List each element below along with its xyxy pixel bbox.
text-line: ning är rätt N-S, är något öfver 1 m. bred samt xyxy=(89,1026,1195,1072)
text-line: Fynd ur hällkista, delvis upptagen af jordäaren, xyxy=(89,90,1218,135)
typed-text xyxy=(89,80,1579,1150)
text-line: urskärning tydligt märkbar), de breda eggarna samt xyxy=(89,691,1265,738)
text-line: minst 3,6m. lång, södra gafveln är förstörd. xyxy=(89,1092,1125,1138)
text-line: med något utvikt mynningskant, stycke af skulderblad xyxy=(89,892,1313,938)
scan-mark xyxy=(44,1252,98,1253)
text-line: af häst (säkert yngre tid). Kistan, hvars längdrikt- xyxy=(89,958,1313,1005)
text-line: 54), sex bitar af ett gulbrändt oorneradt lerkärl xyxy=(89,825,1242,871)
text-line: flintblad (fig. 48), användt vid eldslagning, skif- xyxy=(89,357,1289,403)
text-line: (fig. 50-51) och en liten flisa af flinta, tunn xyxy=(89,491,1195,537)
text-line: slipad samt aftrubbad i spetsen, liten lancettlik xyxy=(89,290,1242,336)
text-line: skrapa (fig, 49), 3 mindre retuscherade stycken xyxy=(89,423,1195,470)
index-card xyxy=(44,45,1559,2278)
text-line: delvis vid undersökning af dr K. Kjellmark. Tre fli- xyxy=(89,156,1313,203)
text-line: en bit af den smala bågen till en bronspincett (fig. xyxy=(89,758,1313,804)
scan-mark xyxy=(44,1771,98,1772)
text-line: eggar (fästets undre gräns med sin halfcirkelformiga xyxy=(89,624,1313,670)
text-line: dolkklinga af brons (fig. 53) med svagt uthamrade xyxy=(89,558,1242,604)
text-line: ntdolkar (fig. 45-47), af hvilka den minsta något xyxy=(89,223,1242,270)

■ **给定要求**
从这些行的开头起，到含有"index-card xyxy=(44,45,1559,2278)"的那一行为止（首尾两行都算），把这段内容重新写一遍。把其中的"typed-text"替换成"printed-text"，其余一字不改。

■ **练习答案**
List each element below along with its xyxy pixel bbox.
text-line: ning är rätt N-S, är något öfver 1 m. bred samt xyxy=(89,1026,1195,1072)
text-line: Fynd ur hällkista, delvis upptagen af jordäaren, xyxy=(89,90,1218,135)
printed-text xyxy=(89,80,1579,1150)
text-line: urskärning tydligt märkbar), de breda eggarna samt xyxy=(89,691,1265,738)
text-line: minst 3,6m. lång, södra gafveln är förstörd. xyxy=(89,1092,1125,1138)
text-line: med något utvikt mynningskant, stycke af skulderblad xyxy=(89,892,1313,938)
scan-mark xyxy=(44,1252,98,1253)
text-line: af häst (säkert yngre tid). Kistan, hvars längdrikt- xyxy=(89,958,1313,1005)
text-line: 54), sex bitar af ett gulbrändt oorneradt lerkärl xyxy=(89,825,1242,871)
text-line: flintblad (fig. 48), användt vid eldslagning, skif- xyxy=(89,357,1289,403)
text-line: (fig. 50-51) och en liten flisa af flinta, tunn xyxy=(89,491,1195,537)
text-line: slipad samt aftrubbad i spetsen, liten lancettlik xyxy=(89,290,1242,336)
text-line: skrapa (fig, 49), 3 mindre retuscherade stycken xyxy=(89,423,1195,470)
index-card xyxy=(44,45,1559,2278)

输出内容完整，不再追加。